Entries supplied
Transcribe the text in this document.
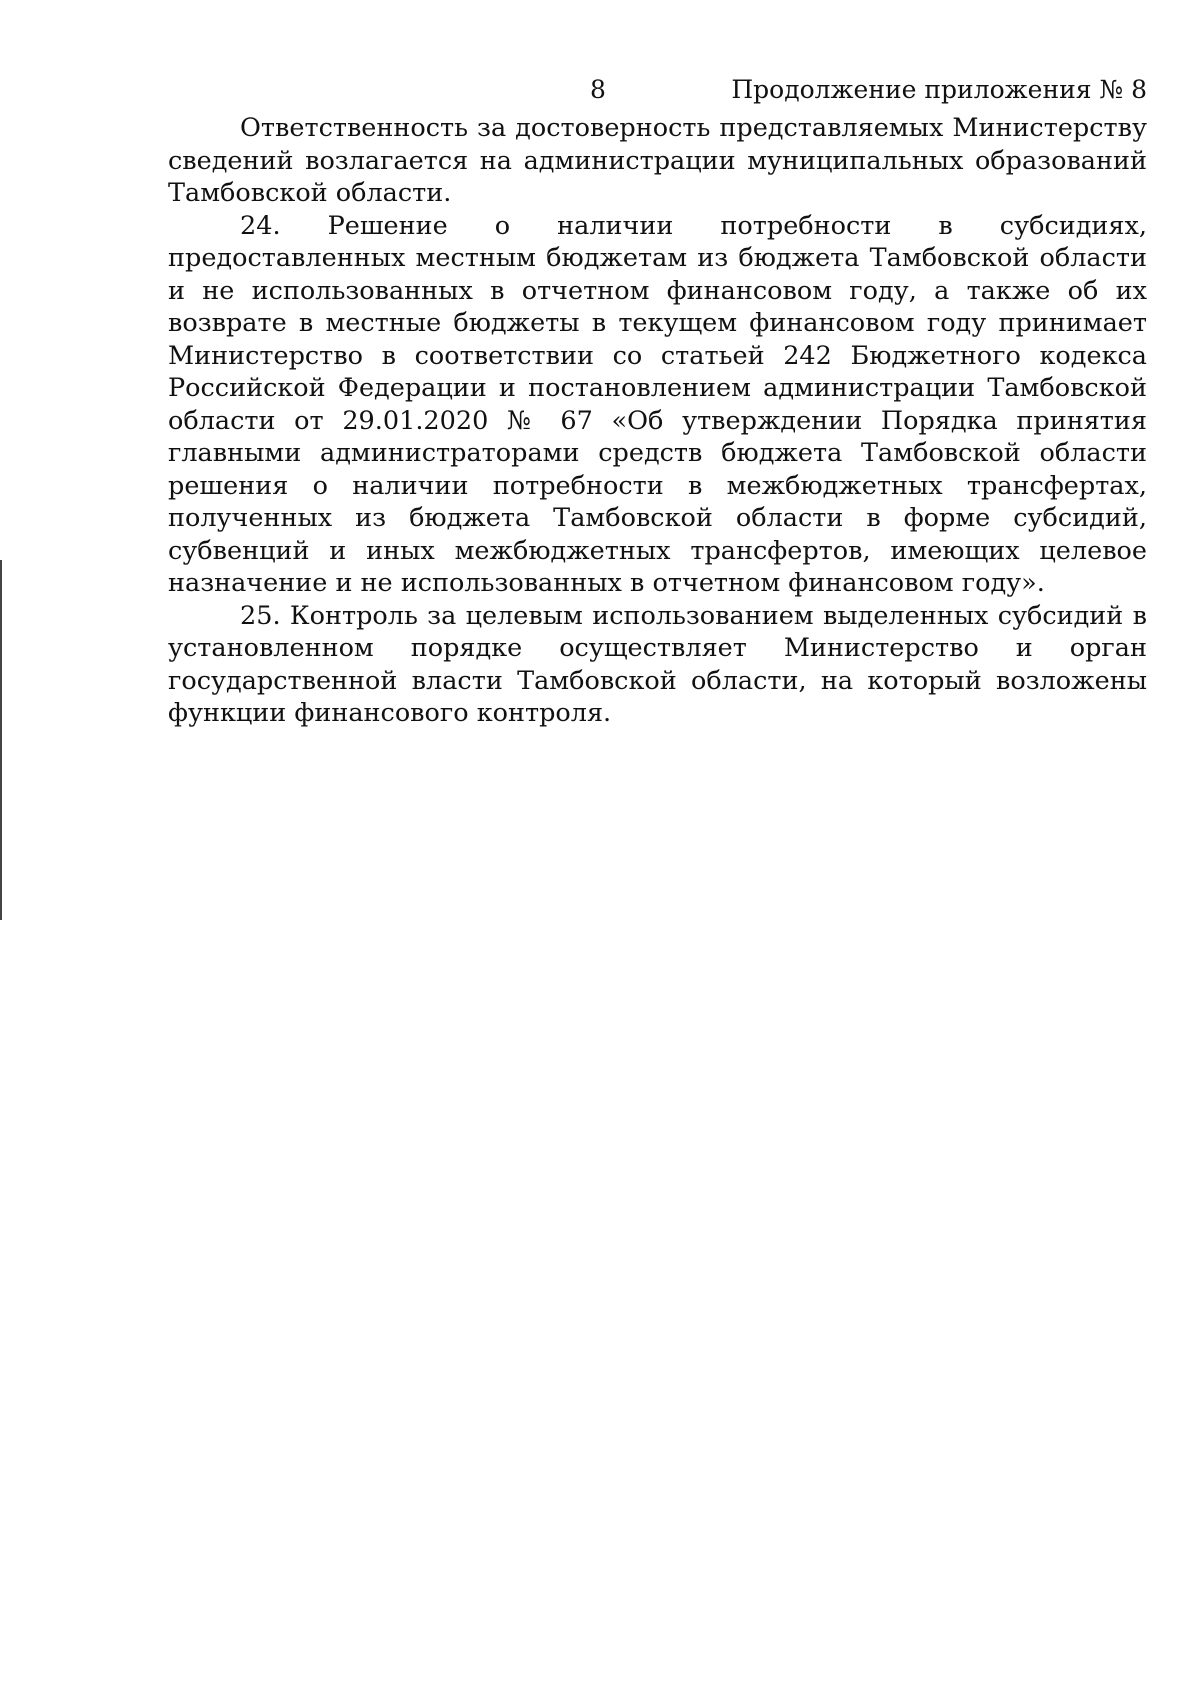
8	Продолжение приложения № 8

Ответственность за достоверность представляемых Министерству сведений возлагается на администрации муниципальных образований Тамбовской области.

24. Решение о наличии потребности в субсидиях, предоставленных местным бюджетам из бюджета Тамбовской области и не использованных в отчетном финансовом году, а также об их возврате в местные бюджеты в текущем финансовом году принимает Министерство в соответствии со статьей 242 Бюджетного кодекса Российской Федерации и постановлением администрации Тамбовской области от 29.01.2020 № 67 «Об утверждении Порядка принятия главными администраторами средств бюджета Тамбовской области решения о наличии потребности в межбюджетных трансфертах, полученных из бюджета Тамбовской области в форме субсидий, субвенций и иных межбюджетных трансфертов, имеющих целевое назначение и не использованных в отчетном финансовом году».

25. Контроль за целевым использованием выделенных субсидий в установленном порядке осуществляет Министерство и орган государственной власти Тамбовской области, на который возложены функции финансового контроля.
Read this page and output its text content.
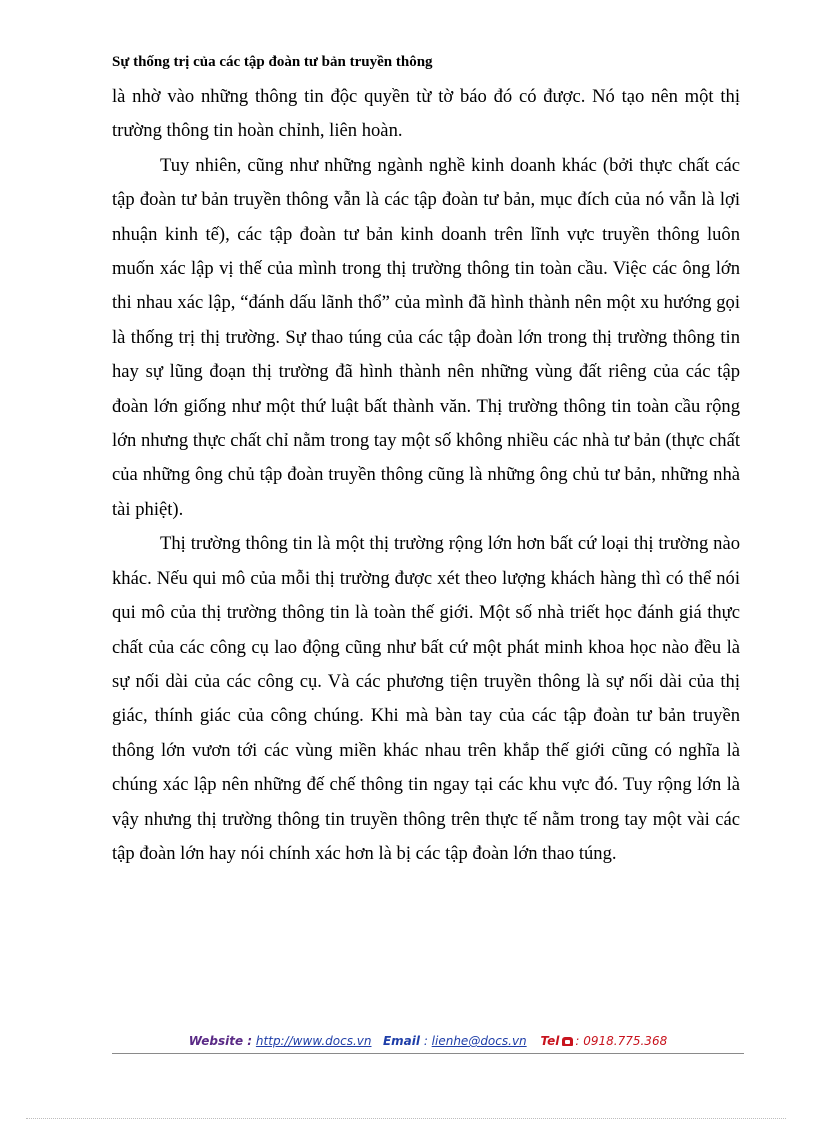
Sự thống trị của các tập đoàn tư bản truyền thông

là nhờ vào những thông tin độc quyền từ tờ báo đó có được. Nó tạo nên một thị trường thông tin hoàn chỉnh, liên hoàn.

Tuy nhiên, cũng như những ngành nghề kinh doanh khác (bởi thực chất các tập đoàn tư bản truyền thông vẫn là các tập đoàn tư bản, mục đích của nó vẫn là lợi nhuận kinh tế), các tập đoàn tư bản kinh doanh trên lĩnh vực truyền thông luôn muốn xác lập vị thế của mình trong thị trường thông tin toàn cầu. Việc các ông lớn thi nhau xác lập, “đánh dấu lãnh thổ” của mình đã hình thành nên một xu hướng gọi là thống trị thị trường. Sự thao túng của các tập đoàn lớn trong thị trường thông tin hay sự lũng đoạn thị trường đã hình thành nên những vùng đất riêng của các tập đoàn lớn giống như một thứ luật bất thành văn. Thị trường thông tin toàn cầu rộng lớn nhưng thực chất chỉ nằm trong tay một số không nhiều các nhà tư bản (thực chất của những ông chủ tập đoàn truyền thông cũng là những ông chủ tư bản, những nhà tài phiệt).

Thị trường thông tin là một thị trường rộng lớn hơn bất cứ loại thị trường nào khác. Nếu qui mô của mỗi thị trường được xét theo lượng khách hàng thì có thể nói qui mô của thị trường thông tin là toàn thế giới. Một số nhà triết học đánh giá thực chất của các công cụ lao động cũng như bất cứ một phát minh khoa học nào đều là sự nối dài của các công cụ. Và các phương tiện truyền thông là sự nối dài của thị giác, thính giác của công chúng. Khi mà bàn tay của các tập đoàn tư bản truyền thông lớn vươn tới các vùng miền khác nhau trên khắp thế giới cũng có nghĩa là chúng xác lập nên những đế chế thông tin ngay tại các khu vực đó. Tuy rộng lớn là vậy nhưng thị trường thông tin truyền thông trên thực tế nằm trong tay một vài các tập đoàn lớn hay nói chính xác hơn là bị các tập đoàn lớn thao túng.

Website : http://www.docs.vn Email : lienhe@docs.vn Tel : 0918.775.368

What you should do
Gather, from the listing above, every line carrying the word "chất".

Exercise response
Tuy nhiên, cũng như những ngành nghề kinh doanh khác (bởi thực chất các tập đoàn tư bản truyền thông vẫn là các tập đoàn tư bản, mục đích của nó vẫn là lợi nhuận kinh tế), các tập đoàn tư bản kinh doanh trên lĩnh vực truyền thông luôn muốn xác lập vị thế của mình trong thị trường thông tin toàn cầu. Việc các ông lớn thi nhau xác lập, “đánh dấu lãnh thổ” của mình đã hình thành nên một xu hướng gọi là thống trị thị trường. Sự thao túng của các tập đoàn lớn trong thị trường thông tin hay sự lũng đoạn thị trường đã hình thành nên những vùng đất riêng của các tập đoàn lớn giống như một thứ luật bất thành văn. Thị trường thông tin toàn cầu rộng lớn nhưng thực chất chỉ nằm trong tay một số không nhiều các nhà tư bản (thực chất của những ông chủ tập đoàn truyền thông cũng là những ông chủ tư bản, những nhà tài phiệt).
Thị trường thông tin là một thị trường rộng lớn hơn bất cứ loại thị trường nào khác. Nếu qui mô của mỗi thị trường được xét theo lượng khách hàng thì có thể nói qui mô của thị trường thông tin là toàn thế giới. Một số nhà triết học đánh giá thực chất của các công cụ lao động cũng như bất cứ một phát minh khoa học nào đều là sự nối dài của các công cụ. Và các phương tiện truyền thông là sự nối dài của thị giác, thính giác của công chúng. Khi mà bàn tay của các tập đoàn tư bản truyền thông lớn vươn tới các vùng miền khác nhau trên khắp thế giới cũng có nghĩa là chúng xác lập nên những đế chế thông tin ngay tại các khu vực đó. Tuy rộng lớn là vậy nhưng thị trường thông tin truyền thông trên thực tế nằm trong tay một vài các tập đoàn lớn hay nói chính xác hơn là bị các tập đoàn lớn thao túng.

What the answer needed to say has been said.